Dataset rows about figures:
※ ※ ※

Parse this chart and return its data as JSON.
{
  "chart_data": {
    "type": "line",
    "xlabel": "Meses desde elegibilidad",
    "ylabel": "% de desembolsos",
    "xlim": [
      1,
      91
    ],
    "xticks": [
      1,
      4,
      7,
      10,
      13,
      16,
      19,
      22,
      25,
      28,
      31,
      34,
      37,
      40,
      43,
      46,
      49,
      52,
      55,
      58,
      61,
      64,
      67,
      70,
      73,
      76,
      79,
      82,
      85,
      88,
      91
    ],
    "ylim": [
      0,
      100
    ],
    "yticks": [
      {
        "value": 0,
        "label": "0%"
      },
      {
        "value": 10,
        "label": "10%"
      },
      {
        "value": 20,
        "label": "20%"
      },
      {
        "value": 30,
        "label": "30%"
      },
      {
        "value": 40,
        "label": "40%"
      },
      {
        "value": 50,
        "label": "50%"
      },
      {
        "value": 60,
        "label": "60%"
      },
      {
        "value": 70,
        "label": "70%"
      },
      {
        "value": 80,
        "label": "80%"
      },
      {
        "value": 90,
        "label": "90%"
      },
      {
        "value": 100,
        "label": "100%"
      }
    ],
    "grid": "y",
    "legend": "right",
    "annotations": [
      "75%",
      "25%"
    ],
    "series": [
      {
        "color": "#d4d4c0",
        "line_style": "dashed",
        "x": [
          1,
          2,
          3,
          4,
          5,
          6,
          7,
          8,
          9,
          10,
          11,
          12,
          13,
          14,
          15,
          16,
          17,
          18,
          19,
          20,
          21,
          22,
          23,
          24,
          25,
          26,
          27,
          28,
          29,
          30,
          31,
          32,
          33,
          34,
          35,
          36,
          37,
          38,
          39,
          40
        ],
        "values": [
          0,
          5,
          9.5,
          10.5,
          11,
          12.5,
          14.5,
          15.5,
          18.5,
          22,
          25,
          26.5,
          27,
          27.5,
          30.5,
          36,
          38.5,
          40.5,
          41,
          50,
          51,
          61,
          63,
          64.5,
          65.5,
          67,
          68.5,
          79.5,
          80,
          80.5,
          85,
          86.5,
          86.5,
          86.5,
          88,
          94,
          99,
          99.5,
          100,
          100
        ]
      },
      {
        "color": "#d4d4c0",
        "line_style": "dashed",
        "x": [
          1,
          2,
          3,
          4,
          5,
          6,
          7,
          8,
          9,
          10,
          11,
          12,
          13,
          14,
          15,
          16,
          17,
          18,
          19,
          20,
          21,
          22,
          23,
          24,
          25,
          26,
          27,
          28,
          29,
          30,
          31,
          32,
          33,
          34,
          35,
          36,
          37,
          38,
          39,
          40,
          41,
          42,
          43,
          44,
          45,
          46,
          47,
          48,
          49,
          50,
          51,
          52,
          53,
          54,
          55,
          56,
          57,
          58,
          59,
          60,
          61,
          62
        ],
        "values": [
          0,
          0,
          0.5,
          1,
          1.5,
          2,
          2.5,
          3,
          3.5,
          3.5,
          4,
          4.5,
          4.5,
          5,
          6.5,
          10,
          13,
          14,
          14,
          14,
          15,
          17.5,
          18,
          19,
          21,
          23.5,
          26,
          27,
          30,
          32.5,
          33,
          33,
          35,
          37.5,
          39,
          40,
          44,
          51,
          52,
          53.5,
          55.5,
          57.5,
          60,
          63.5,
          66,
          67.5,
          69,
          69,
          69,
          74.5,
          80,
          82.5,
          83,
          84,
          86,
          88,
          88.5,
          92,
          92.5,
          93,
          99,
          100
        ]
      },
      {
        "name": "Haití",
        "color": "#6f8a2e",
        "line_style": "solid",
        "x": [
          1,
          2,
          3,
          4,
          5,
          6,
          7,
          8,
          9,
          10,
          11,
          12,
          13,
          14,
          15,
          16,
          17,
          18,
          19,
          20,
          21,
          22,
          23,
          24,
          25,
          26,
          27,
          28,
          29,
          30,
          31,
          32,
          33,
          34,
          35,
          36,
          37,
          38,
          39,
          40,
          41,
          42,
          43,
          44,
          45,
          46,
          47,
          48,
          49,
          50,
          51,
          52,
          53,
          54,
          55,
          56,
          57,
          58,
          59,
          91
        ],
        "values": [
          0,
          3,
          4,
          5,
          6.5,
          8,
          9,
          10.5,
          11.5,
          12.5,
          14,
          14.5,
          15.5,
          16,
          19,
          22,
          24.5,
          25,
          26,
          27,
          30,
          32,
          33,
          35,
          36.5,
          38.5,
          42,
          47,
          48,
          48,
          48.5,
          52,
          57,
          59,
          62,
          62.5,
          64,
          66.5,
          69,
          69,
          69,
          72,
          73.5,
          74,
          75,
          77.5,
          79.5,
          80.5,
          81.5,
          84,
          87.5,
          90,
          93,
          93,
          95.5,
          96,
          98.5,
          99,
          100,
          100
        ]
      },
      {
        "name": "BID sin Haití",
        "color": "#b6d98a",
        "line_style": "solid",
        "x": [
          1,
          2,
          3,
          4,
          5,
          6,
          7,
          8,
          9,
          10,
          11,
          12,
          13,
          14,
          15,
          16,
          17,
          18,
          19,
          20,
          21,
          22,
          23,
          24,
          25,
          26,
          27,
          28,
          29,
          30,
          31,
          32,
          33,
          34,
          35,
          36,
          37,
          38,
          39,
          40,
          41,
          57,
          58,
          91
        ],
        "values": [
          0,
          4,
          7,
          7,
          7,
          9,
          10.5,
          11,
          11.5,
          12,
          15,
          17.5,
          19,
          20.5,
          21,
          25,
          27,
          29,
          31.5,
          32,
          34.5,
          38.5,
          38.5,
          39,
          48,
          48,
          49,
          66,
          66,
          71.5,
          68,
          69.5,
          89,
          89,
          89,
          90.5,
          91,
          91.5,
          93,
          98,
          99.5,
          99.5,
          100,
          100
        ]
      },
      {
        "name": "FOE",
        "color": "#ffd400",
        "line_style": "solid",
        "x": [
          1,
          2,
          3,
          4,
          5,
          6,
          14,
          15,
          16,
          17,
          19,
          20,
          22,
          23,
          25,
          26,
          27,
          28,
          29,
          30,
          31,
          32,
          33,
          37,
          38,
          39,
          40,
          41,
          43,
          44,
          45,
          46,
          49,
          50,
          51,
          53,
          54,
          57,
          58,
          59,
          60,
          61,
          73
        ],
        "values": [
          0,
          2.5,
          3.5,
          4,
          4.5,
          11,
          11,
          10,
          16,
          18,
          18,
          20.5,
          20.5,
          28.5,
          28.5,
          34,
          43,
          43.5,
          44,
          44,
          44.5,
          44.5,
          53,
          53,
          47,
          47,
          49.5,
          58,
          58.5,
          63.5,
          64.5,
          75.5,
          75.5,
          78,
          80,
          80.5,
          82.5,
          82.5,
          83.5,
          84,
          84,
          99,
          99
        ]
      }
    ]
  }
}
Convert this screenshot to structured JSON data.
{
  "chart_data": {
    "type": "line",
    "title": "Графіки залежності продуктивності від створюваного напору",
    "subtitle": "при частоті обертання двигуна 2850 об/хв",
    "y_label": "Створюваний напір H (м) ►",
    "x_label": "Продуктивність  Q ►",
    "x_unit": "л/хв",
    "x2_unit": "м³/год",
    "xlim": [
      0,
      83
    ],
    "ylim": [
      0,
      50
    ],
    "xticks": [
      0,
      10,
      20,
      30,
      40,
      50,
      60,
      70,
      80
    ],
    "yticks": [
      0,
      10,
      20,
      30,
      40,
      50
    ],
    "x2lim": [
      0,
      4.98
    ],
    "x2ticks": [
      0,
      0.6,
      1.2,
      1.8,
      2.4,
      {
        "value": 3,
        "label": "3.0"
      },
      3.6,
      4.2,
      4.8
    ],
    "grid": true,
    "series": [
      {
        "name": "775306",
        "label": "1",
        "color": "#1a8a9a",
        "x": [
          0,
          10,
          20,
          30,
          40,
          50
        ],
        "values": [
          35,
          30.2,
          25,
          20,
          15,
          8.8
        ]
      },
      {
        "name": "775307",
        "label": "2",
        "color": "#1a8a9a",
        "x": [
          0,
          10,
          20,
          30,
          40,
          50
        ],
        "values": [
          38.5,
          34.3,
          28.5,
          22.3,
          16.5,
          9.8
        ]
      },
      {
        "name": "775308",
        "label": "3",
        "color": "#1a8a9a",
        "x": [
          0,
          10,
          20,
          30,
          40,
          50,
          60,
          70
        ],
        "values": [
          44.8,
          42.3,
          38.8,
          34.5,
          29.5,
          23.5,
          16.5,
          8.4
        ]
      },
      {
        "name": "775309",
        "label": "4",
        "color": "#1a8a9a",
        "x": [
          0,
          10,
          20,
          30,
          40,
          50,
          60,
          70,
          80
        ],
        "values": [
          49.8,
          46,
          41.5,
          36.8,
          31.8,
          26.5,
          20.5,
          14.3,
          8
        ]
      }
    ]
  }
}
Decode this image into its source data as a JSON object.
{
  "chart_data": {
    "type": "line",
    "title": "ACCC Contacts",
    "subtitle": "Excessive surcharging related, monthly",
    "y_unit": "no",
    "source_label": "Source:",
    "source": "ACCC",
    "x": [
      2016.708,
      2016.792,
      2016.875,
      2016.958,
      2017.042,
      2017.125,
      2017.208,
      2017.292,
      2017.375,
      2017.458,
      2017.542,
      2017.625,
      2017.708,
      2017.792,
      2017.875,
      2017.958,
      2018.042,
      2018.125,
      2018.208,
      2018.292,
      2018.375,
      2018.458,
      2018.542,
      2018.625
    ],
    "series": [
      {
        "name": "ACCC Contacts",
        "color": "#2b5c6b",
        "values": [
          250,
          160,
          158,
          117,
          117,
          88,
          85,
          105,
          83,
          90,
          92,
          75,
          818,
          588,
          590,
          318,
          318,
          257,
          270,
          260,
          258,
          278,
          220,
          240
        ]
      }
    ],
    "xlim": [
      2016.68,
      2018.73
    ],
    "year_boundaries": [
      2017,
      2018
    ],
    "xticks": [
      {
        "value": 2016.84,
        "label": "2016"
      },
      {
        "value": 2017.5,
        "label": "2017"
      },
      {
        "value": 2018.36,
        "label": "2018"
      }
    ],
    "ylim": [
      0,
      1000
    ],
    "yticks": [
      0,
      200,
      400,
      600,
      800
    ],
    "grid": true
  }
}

※ ※ ※

BRIEF:
Each line of the material above either contains the word "Contacts" or does not; state how many do, and nothing else.

EXERCISE RESULT:
2